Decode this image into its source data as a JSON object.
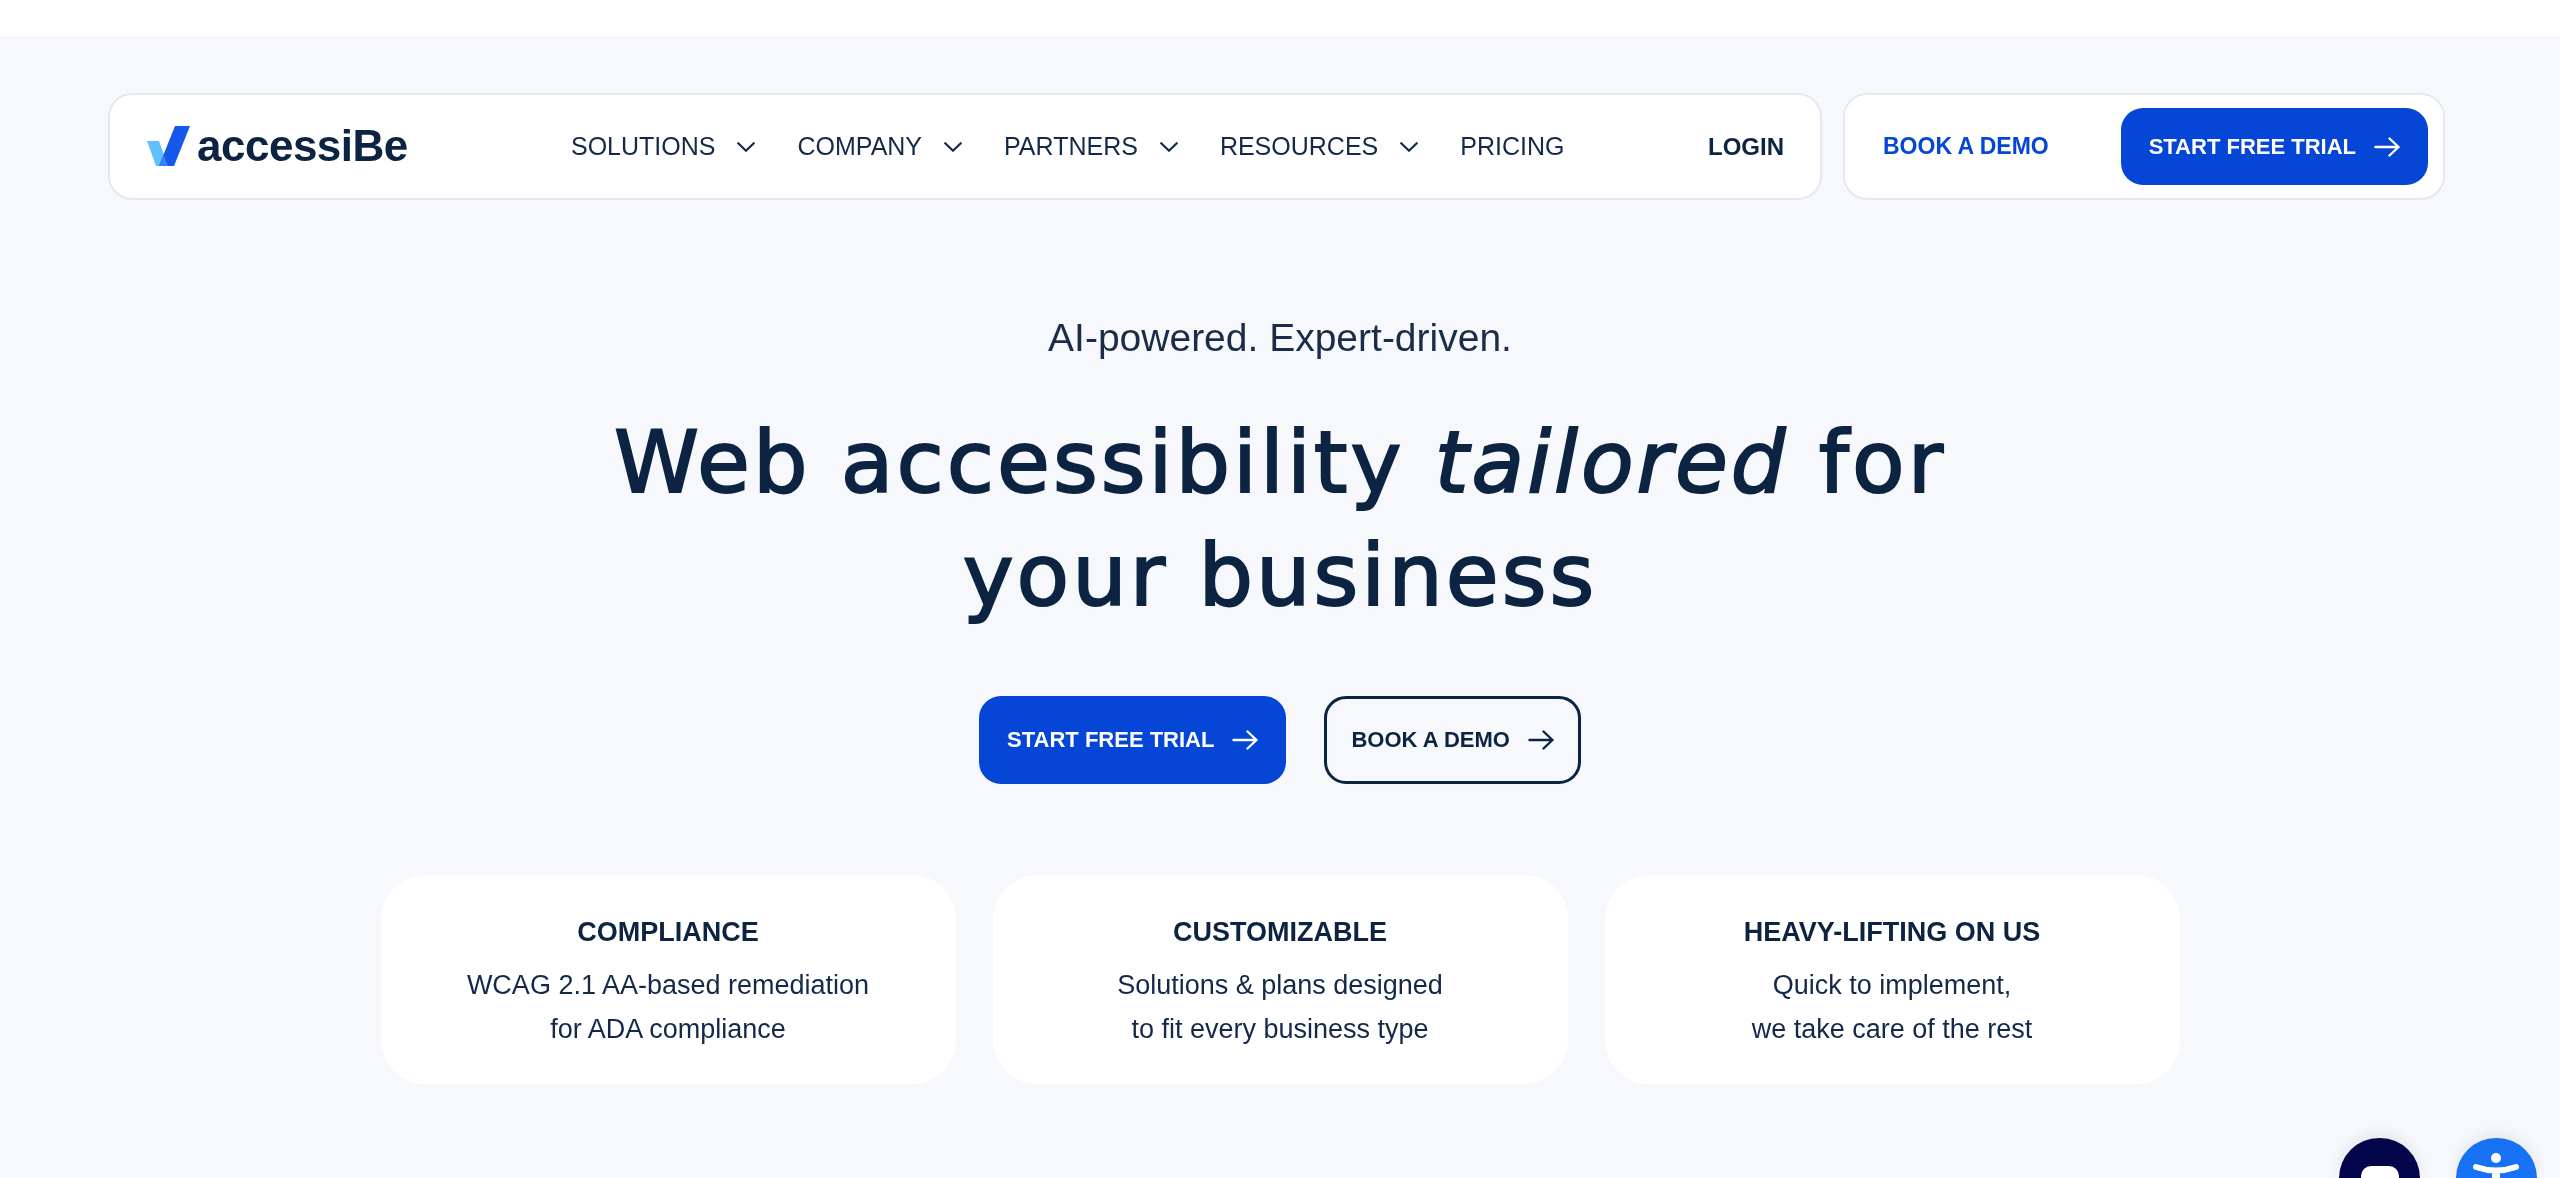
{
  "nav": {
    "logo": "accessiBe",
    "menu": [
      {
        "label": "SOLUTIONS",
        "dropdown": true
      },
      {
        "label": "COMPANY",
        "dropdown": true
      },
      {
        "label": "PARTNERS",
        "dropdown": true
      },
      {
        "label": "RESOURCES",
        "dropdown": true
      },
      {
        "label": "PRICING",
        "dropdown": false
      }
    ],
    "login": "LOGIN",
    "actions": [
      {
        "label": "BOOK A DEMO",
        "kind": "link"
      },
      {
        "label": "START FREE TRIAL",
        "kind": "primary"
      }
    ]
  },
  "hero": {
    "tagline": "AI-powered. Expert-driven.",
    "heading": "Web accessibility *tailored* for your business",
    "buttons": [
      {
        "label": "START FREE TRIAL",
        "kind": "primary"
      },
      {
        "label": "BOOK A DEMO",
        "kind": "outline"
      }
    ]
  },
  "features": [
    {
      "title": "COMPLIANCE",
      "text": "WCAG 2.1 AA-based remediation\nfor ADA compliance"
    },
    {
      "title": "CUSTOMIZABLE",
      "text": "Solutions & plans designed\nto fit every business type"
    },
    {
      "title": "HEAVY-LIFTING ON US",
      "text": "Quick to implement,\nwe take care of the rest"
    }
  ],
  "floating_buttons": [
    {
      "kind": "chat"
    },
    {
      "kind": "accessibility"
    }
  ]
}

● ● ● ● ● ● ●

Requirements.
In the listing, find each line with the string "accessibility" and copy it.

Expected answer.
    "heading": "Web accessibility *tailored* for your business",
      "kind": "accessibility"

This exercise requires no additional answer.